[Element and region listings]

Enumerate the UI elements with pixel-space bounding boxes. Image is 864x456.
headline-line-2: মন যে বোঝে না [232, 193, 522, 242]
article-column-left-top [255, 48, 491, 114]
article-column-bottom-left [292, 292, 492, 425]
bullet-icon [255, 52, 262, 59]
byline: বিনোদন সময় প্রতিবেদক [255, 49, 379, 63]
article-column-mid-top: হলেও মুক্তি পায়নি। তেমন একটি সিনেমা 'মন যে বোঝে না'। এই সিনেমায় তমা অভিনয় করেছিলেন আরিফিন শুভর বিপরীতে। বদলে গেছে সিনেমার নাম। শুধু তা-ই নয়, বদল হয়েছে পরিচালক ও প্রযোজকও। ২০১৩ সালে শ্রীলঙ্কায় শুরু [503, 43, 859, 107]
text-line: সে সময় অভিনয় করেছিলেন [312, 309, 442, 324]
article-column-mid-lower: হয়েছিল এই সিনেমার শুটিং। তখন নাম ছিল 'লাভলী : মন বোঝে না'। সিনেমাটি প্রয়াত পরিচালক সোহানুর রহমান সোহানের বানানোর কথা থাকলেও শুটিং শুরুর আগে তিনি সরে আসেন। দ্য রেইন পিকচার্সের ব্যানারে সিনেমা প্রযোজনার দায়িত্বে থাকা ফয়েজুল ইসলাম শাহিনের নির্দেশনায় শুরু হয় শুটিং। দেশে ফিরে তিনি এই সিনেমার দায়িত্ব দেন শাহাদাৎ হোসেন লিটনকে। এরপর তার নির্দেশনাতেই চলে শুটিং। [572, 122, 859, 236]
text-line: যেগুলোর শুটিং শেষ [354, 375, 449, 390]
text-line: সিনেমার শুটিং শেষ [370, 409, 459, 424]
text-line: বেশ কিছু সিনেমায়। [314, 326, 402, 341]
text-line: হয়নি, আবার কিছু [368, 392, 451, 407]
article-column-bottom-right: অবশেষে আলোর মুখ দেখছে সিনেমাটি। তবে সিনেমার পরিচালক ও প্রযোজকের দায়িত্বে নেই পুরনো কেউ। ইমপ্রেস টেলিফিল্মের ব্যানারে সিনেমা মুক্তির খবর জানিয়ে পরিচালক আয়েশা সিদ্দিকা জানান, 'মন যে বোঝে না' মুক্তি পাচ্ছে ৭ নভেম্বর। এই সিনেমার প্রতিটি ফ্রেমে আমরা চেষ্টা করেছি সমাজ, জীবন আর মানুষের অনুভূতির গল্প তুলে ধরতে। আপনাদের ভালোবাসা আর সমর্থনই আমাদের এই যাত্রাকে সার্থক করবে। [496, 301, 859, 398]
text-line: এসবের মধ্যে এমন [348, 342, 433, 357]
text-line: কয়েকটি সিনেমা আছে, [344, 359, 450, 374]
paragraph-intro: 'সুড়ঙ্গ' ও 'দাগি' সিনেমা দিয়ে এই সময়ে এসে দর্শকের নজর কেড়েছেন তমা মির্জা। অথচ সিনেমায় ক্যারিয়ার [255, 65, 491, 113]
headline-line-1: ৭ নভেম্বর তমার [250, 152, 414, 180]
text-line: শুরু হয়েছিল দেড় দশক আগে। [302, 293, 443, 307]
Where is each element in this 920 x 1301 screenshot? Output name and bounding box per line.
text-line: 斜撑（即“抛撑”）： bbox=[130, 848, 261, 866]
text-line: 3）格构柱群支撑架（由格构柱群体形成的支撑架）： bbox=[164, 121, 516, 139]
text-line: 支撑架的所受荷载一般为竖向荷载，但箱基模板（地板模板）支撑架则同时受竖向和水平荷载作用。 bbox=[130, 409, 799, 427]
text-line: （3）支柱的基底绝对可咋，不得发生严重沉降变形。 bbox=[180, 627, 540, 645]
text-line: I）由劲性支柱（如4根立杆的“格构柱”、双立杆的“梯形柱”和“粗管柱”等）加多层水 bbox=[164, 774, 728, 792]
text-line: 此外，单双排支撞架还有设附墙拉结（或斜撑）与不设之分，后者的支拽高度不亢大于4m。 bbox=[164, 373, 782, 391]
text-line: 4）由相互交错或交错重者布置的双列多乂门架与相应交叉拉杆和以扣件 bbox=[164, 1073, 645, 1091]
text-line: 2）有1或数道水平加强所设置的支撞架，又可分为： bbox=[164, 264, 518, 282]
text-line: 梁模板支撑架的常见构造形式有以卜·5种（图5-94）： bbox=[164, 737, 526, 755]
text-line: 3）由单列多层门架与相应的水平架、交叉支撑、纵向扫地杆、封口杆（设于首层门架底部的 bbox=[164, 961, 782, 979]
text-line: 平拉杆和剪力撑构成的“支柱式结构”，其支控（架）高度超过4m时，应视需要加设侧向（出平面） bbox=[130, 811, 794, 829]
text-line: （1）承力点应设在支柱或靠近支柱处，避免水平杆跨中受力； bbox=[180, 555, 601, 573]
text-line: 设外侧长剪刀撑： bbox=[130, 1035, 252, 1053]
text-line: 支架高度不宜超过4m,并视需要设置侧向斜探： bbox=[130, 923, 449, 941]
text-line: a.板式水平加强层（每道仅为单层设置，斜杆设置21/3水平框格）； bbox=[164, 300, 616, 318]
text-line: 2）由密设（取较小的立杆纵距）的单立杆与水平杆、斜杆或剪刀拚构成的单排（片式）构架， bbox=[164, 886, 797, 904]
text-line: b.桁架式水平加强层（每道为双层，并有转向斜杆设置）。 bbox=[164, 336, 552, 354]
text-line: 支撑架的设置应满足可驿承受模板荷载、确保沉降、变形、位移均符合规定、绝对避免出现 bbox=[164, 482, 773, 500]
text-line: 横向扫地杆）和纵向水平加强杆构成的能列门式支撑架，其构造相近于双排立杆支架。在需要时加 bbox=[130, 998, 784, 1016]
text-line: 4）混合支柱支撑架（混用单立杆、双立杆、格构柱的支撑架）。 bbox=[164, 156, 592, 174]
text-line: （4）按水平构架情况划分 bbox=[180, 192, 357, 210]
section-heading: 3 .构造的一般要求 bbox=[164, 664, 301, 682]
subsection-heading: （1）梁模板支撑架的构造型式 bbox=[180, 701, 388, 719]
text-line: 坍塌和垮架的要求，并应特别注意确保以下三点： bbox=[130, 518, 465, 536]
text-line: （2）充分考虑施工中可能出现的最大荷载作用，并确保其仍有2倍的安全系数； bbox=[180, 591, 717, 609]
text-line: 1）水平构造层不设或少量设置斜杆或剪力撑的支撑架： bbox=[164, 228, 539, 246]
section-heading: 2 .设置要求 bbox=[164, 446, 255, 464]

» **Problem statement**
Can you return every line of the rows above unchanged, from the first to the last?

» **Answer to the problem**
Enumerate the UI elements with pixel-space bounding boxes. Image is 864x456.
headline-line-2: মন যে বোঝে না [232, 193, 522, 242]
article-column-left-top [255, 48, 491, 114]
article-column-bottom-left [292, 292, 492, 425]
bullet-icon [255, 52, 262, 59]
byline: বিনোদন সময় প্রতিবেদক [255, 49, 379, 63]
article-column-mid-top: হলেও মুক্তি পায়নি। তেমন একটি সিনেমা 'মন যে বোঝে না'। এই সিনেমায় তমা অভিনয় করেছিলেন আরিফিন শুভর বিপরীতে। বদলে গেছে সিনেমার নাম। শুধু তা-ই নয়, বদল হয়েছে পরিচালক ও প্রযোজকও। ২০১৩ সালে শ্রীলঙ্কায় শুরু [503, 43, 859, 107]
text-line: সে সময় অভিনয় করেছিলেন [312, 309, 442, 324]
article-column-mid-lower: হয়েছিল এই সিনেমার শুটিং। তখন নাম ছিল 'লাভলী : মন বোঝে না'। সিনেমাটি প্রয়াত পরিচালক সোহানুর রহমান সোহানের বানানোর কথা থাকলেও শুটিং শুরুর আগে তিনি সরে আসেন। দ্য রেইন পিকচার্সের ব্যানারে সিনেমা প্রযোজনার দায়িত্বে থাকা ফয়েজুল ইসলাম শাহিনের নির্দেশনায় শুরু হয় শুটিং। দেশে ফিরে তিনি এই সিনেমার দায়িত্ব দেন শাহাদাৎ হোসেন লিটনকে। এরপর তার নির্দেশনাতেই চলে শুটিং। [572, 122, 859, 236]
text-line: যেগুলোর শুটিং শেষ [354, 375, 449, 390]
text-line: সিনেমার শুটিং শেষ [370, 409, 459, 424]
text-line: বেশ কিছু সিনেমায়। [314, 326, 402, 341]
text-line: হয়নি, আবার কিছু [368, 392, 451, 407]
article-column-bottom-right: অবশেষে আলোর মুখ দেখছে সিনেমাটি। তবে সিনেমার পরিচালক ও প্রযোজকের দায়িত্বে নেই পুরনো কেউ। ইমপ্রেস টেলিফিল্মের ব্যানারে সিনেমা মুক্তির খবর জানিয়ে পরিচালক আয়েশা সিদ্দিকা জানান, 'মন যে বোঝে না' মুক্তি পাচ্ছে ৭ নভেম্বর। এই সিনেমার প্রতিটি ফ্রেমে আমরা চেষ্টা করেছি সমাজ, জীবন আর মানুষের অনুভূতির গল্প তুলে ধরতে। আপনাদের ভালোবাসা আর সমর্থনই আমাদের এই যাত্রাকে সার্থক করবে। [496, 301, 859, 398]
text-line: এসবের মধ্যে এমন [348, 342, 433, 357]
text-line: কয়েকটি সিনেমা আছে, [344, 359, 450, 374]
paragraph-intro: 'সুড়ঙ্গ' ও 'দাগি' সিনেমা দিয়ে এই সময়ে এসে দর্শকের নজর কেড়েছেন তমা মির্জা। অথচ সিনেমায় ক্যারিয়ার [255, 65, 491, 113]
headline-line-1: ৭ নভেম্বর তমার [250, 152, 414, 180]
text-line: শুরু হয়েছিল দেড় দশক আগে। [302, 293, 443, 307]
Where is each element in this 920 x 1301 screenshot? Output name and bounding box per line.
text-line: 斜撑（即“抛撑”）： bbox=[130, 848, 261, 866]
text-line: 3）格构柱群支撑架（由格构柱群体形成的支撑架）： bbox=[164, 121, 516, 139]
text-line: 支撑架的所受荷载一般为竖向荷载，但箱基模板（地板模板）支撑架则同时受竖向和水平荷载作用。 bbox=[130, 409, 799, 427]
text-line: （3）支柱的基底绝对可咋，不得发生严重沉降变形。 bbox=[180, 627, 540, 645]
text-line: I）由劲性支柱（如4根立杆的“格构柱”、双立杆的“梯形柱”和“粗管柱”等）加多层水 bbox=[164, 774, 728, 792]
text-line: 此外，单双排支撞架还有设附墙拉结（或斜撑）与不设之分，后者的支拽高度不亢大于4m。 bbox=[164, 373, 782, 391]
text-line: 4）由相互交错或交错重者布置的双列多乂门架与相应交叉拉杆和以扣件 bbox=[164, 1073, 645, 1091]
text-line: 2）有1或数道水平加强所设置的支撞架，又可分为： bbox=[164, 264, 518, 282]
text-line: 梁模板支撑架的常见构造形式有以卜·5种（图5-94）： bbox=[164, 737, 526, 755]
text-line: 3）由单列多层门架与相应的水平架、交叉支撑、纵向扫地杆、封口杆（设于首层门架底部的 bbox=[164, 961, 782, 979]
text-line: 平拉杆和剪力撑构成的“支柱式结构”，其支控（架）高度超过4m时，应视需要加设侧向（出平面） bbox=[130, 811, 794, 829]
text-line: （1）承力点应设在支柱或靠近支柱处，避免水平杆跨中受力； bbox=[180, 555, 601, 573]
text-line: 设外侧长剪刀撑： bbox=[130, 1035, 252, 1053]
text-line: 支架高度不宜超过4m,并视需要设置侧向斜探： bbox=[130, 923, 449, 941]
text-line: a.板式水平加强层（每道仅为单层设置，斜杆设置21/3水平框格）； bbox=[164, 300, 616, 318]
text-line: 2）由密设（取较小的立杆纵距）的单立杆与水平杆、斜杆或剪刀拚构成的单排（片式）构架， bbox=[164, 886, 797, 904]
text-line: b.桁架式水平加强层（每道为双层，并有转向斜杆设置）。 bbox=[164, 336, 552, 354]
text-line: 支撑架的设置应满足可驿承受模板荷载、确保沉降、变形、位移均符合规定、绝对避免出现 bbox=[164, 482, 773, 500]
text-line: 横向扫地杆）和纵向水平加强杆构成的能列门式支撑架，其构造相近于双排立杆支架。在需要时加 bbox=[130, 998, 784, 1016]
text-line: 4）混合支柱支撑架（混用单立杆、双立杆、格构柱的支撑架）。 bbox=[164, 156, 592, 174]
text-line: （4）按水平构架情况划分 bbox=[180, 192, 357, 210]
section-heading: 3 .构造的一般要求 bbox=[164, 664, 301, 682]
subsection-heading: （1）梁模板支撑架的构造型式 bbox=[180, 701, 388, 719]
text-line: 坍塌和垮架的要求，并应特别注意确保以下三点： bbox=[130, 518, 465, 536]
text-line: （2）充分考虑施工中可能出现的最大荷载作用，并确保其仍有2倍的安全系数； bbox=[180, 591, 717, 609]
text-line: 1）水平构造层不设或少量设置斜杆或剪力撑的支撑架： bbox=[164, 228, 539, 246]
section-heading: 2 .设置要求 bbox=[164, 446, 255, 464]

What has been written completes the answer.